Instructions:
1: In the passage on Peel's defense of his method, list the things a minister would have to steel his mind against under the view Peel describes in the final paragraph.
2: According to the passage on Peel's defense of his method, what kept Peel from carrying out his plan to inform the Conservative party?

Selected passage:

-.-.-

PEEL’S DEFENCE OF HIS METHOD (1846).
Source.—Memoirs by Sir R. Peel, vol. ii., p. 318. (London: 1858.)
There are, I know, many who have freely admitted that a Minister was fully justified in the adoption of the measures of 1846, and who do not blame the resolution taken, but consider that some better mode of giving effect to it might have been devised—who are of opinion that a needless reserve was maintained towards a powerful party, and that a degree of irritation was thereby produced which more frank and unreserved communications would have prevented or mitigated.
I wish to give some explanation upon this point. I am the more desirous to give it because it was my intention—but for the unforeseen events of the autumn of 1845—to enter into that friendly communication, the omission of which is blamed and lamented, to apprise the Conservative party before the Corn Law could be discussed in the Session of 1846, that my views with regard to the policy of maintaining that law had undergone a change, and that I could no longer undertake as a Minister to resist a motion for the consideration of the whole question.
Had I been enabled to act upon this intention, I should, I presume, have fulfilled every obligation which party connections can impose, unless it be contended that a Minister may safely disregard the various circumstances which, even within a brief interval of time, may alter the character and position of many questions of public policy, and that, having once adopted a certain course, he is so committed to a blind perseverance in it that he must steel his mind against the influence of argument, the result of experience, the conviction of his own deliberate judgment.

-.-.-

Material supplied:

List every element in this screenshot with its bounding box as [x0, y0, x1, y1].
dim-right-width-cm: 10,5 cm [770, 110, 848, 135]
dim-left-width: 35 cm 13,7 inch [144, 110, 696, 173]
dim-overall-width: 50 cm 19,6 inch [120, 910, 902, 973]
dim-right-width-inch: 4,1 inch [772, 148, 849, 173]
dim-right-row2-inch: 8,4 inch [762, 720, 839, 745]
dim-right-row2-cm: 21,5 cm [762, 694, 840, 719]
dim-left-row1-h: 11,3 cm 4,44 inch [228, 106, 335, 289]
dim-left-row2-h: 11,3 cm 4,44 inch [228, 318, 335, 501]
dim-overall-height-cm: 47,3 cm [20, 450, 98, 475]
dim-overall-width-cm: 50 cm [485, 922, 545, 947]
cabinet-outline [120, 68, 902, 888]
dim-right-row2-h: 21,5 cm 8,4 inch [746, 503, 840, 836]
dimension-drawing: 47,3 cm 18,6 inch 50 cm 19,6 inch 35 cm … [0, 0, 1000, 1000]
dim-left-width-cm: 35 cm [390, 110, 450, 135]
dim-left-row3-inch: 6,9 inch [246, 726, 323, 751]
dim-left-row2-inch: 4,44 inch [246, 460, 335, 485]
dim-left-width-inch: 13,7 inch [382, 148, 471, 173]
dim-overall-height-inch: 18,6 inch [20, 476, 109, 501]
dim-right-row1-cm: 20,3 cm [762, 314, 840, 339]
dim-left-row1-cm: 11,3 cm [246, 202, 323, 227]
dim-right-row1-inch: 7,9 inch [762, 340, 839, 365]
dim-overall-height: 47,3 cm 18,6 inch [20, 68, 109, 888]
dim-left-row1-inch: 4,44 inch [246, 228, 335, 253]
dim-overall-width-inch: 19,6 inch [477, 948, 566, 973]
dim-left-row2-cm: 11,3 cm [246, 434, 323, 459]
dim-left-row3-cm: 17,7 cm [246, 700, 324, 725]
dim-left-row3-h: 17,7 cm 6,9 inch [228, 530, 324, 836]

-.-.-

Answers for this exercise:
1:
- the influence of argument
- the result of experience
- the conviction of his own deliberate judgment

2: The unforeseen events of the autumn of 1845.